### Job
Pick out the lines in the listing below that contain the word "奋进新西山" and copy them.

(Entries taken from a collection)
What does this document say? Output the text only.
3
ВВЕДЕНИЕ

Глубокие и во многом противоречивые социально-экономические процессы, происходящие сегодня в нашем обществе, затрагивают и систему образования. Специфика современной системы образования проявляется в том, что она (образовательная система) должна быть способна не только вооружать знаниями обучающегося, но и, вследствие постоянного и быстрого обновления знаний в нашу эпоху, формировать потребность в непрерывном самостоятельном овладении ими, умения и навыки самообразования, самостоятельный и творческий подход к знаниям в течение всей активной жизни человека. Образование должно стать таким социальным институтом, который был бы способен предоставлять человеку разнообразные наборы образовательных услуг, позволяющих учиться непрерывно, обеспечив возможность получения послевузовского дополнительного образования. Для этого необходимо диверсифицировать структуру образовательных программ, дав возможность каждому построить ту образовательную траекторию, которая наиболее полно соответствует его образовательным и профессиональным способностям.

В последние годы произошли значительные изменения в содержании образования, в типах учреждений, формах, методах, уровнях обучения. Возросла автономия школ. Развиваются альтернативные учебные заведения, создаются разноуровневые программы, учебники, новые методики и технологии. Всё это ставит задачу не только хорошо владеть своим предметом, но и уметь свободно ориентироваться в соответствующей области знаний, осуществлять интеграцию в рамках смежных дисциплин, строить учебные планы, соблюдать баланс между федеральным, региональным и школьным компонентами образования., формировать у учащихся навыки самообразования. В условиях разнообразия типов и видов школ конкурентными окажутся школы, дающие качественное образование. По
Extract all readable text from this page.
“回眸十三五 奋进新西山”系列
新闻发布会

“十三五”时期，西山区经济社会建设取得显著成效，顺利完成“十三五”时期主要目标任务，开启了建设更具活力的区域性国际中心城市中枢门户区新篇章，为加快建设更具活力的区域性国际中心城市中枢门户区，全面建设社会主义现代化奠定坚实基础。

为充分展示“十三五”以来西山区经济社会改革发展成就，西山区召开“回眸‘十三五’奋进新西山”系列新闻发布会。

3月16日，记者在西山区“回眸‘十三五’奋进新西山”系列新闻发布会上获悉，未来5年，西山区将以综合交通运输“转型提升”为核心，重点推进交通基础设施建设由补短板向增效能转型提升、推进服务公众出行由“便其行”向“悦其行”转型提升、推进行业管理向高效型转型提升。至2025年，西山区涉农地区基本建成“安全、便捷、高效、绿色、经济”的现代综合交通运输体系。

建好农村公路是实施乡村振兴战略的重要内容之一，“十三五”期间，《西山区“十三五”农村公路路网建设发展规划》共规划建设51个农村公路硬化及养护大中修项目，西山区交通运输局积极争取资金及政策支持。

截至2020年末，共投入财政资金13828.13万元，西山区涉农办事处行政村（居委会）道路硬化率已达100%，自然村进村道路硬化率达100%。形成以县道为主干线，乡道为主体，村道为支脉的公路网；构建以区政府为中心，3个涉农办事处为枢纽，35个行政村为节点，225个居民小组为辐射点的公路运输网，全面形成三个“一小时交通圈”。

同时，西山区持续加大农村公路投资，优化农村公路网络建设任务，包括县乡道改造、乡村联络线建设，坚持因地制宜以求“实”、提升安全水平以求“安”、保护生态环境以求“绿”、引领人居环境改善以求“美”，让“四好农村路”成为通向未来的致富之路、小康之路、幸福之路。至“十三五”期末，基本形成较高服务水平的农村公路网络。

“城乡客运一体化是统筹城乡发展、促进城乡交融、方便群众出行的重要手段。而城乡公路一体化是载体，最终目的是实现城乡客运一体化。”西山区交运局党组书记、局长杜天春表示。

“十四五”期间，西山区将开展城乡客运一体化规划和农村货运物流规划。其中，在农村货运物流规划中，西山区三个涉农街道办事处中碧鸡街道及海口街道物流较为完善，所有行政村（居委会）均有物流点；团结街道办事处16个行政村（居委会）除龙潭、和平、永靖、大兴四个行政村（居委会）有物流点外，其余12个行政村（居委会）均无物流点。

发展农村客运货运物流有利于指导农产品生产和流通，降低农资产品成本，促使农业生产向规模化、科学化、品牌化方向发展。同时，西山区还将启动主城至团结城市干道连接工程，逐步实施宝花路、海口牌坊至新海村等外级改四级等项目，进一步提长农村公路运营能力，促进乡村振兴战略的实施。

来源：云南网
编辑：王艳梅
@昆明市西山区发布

### Solution to this problem
“回眸十三五 奋进新西山”系列
为充分展示“十三五”以来西山区经济社会改革发展成就，西山区召开“回眸‘十三五’奋进新西山”系列新闻发布会。
3月16日，记者在西山区“回眸‘十三五’奋进新西山”系列新闻发布会上获悉，未来5年，西山区将以综合交通运输“转型提升”为核心，重点推进交通基础设施建设由补短板向增效能转型提升、推进服务公众出行由“便其行”向“悦其行”转型提升、推进行业管理向高效型转型提升。至2025年，西山区涉农地区基本建成“安全、便捷、高效、绿色、经济”的现代综合交通运输体系。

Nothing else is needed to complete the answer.